- _Exercise instructions_
Every single record below is to be reproduced exactly.
:: Data supplied ::
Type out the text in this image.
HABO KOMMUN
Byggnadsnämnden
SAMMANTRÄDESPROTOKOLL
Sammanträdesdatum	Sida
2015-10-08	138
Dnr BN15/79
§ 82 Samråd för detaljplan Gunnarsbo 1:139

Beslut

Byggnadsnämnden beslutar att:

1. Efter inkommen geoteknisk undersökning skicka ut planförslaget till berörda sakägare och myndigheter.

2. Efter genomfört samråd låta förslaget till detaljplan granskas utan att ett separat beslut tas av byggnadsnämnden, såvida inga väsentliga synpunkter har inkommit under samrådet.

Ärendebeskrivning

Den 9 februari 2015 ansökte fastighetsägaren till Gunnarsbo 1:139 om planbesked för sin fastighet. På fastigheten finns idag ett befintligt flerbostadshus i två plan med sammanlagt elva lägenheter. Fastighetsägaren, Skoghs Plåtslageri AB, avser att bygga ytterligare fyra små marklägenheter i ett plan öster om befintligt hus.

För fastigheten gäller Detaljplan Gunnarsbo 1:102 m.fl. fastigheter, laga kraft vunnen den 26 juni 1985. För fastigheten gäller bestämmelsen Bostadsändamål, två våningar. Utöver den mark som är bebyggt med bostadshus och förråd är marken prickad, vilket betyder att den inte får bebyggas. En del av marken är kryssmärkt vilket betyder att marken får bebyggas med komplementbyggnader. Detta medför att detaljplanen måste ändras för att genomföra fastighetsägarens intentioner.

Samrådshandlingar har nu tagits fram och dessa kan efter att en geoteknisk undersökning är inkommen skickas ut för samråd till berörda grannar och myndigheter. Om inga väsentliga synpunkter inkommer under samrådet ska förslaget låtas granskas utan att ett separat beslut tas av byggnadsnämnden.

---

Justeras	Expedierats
:::
- _Answer to the exercise_
Type out the text in this image.
HABO KOMMUN
Byggnadsnämnden
SAMMANTRÄDESPROTOKOLL
Sammanträdesdatum	Sida
2015-10-08	138
Dnr BN15/79
§ 82 Samråd för detaljplan Gunnarsbo 1:139

Beslut

Byggnadsnämnden beslutar att:

1. Efter inkommen geoteknisk undersökning skicka ut planförslaget till berörda sakägare och myndigheter.

2. Efter genomfört samråd låta förslaget till detaljplan granskas utan att ett separat beslut tas av byggnadsnämnden, såvida inga väsentliga synpunkter har inkommit under samrådet.

Ärendebeskrivning

Den 9 februari 2015 ansökte fastighetsägaren till Gunnarsbo 1:139 om planbesked för sin fastighet. På fastigheten finns idag ett befintligt flerbostadshus i två plan med sammanlagt elva lägenheter. Fastighetsägaren, Skoghs Plåtslageri AB, avser att bygga ytterligare fyra små marklägenheter i ett plan öster om befintligt hus.

För fastigheten gäller Detaljplan Gunnarsbo 1:102 m.fl. fastigheter, laga kraft vunnen den 26 juni 1985. För fastigheten gäller bestämmelsen Bostadsändamål, två våningar. Utöver den mark som är bebyggt med bostadshus och förråd är marken prickad, vilket betyder att den inte får bebyggas. En del av marken är kryssmärkt vilket betyder att marken får bebyggas med komplementbyggnader. Detta medför att detaljplanen måste ändras för att genomföra fastighetsägarens intentioner.

Samrådshandlingar har nu tagits fram och dessa kan efter att en geoteknisk undersökning är inkommen skickas ut för samråd till berörda grannar och myndigheter. Om inga väsentliga synpunkter inkommer under samrådet ska förslaget låtas granskas utan att ett separat beslut tas av byggnadsnämnden.

---

Justeras	Expedierats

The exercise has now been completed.